● WORK REQUIRED
In your copy, leave out the pictures and repeat the entries below exactly.

● RECORDS
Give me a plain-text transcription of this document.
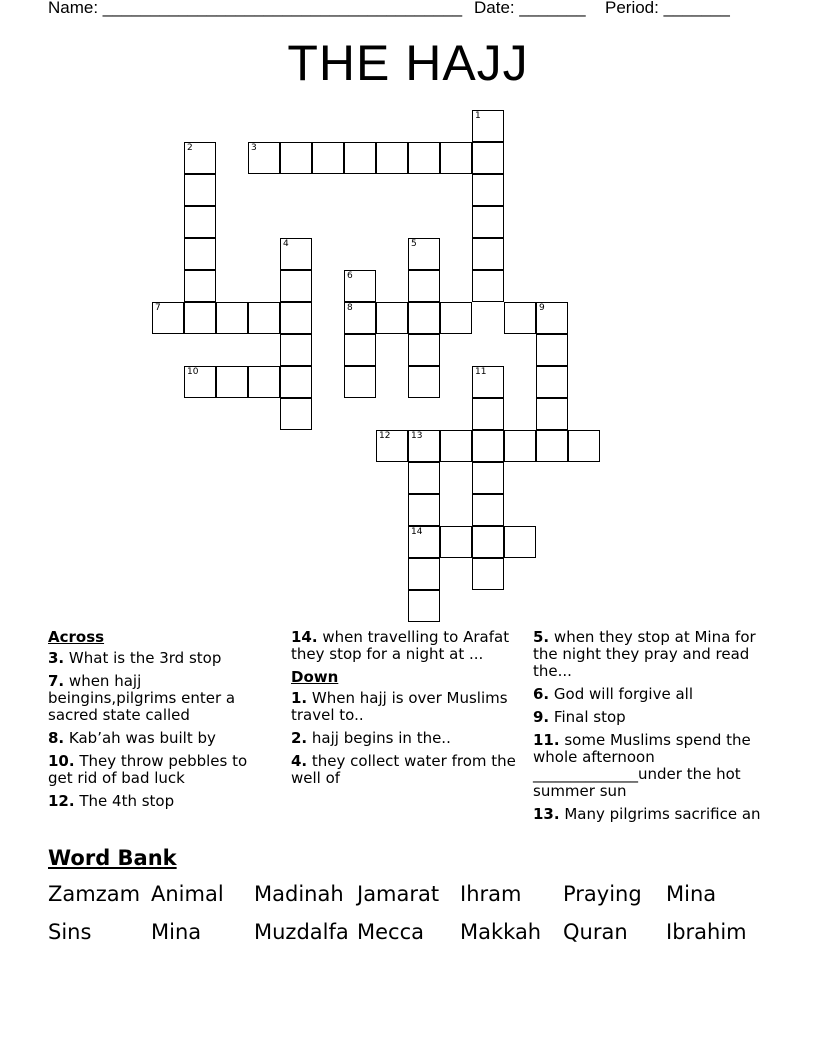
Name: ______________________________________ Date: _______ Period: _______
THE HAJJ
1
2	3
4	5
6
7	8	9
10	11
12 13
14
Across
3. What is the 3rd stop
7. when hajj beingins,pilgrims enter a sacred state called
8. Kab’ah was built by
10. They throw pebbles to get rid of bad luck
12. The 4th stop
14. when travelling to Arafat they stop for a night at ...
Down
1. When hajj is over Muslims travel to..
2. hajj begins in the..
4. they collect water from the well of
5. when they stop at Mina for the night they pray and read the...
6. God will forgive all
9. Final stop
11. some Muslims spend the whole afternoon ______________under the hot summer sun
13. Many pilgrims sacrifice an
Word Bank
Zamzam Animal Madinah Jamarat Ihram Praying Mina
Sins	Mina	Muzdalfa Mecca Makkah Quran Ibrahim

● IN RESPONSE
Give me a plain-text transcription of this document.
Name: ______________________________________ Date: _______ Period: _______
THE HAJJ
1
2	3
4	5
6
7	8	9
10	11
12 13
14
Across
3. What is the 3rd stop
7. when hajj beingins,pilgrims enter a sacred state called
8. Kab’ah was built by
10. They throw pebbles to get rid of bad luck
12. The 4th stop
14. when travelling to Arafat they stop for a night at ...
Down
1. When hajj is over Muslims travel to..
2. hajj begins in the..
4. they collect water from the well of
5. when they stop at Mina for the night they pray and read the...
6. God will forgive all
9. Final stop
11. some Muslims spend the whole afternoon ______________under the hot summer sun
13. Many pilgrims sacrifice an
Word Bank
Zamzam Animal Madinah Jamarat Ihram Praying Mina
Sins	Mina	Muzdalfa Mecca Makkah Quran Ibrahim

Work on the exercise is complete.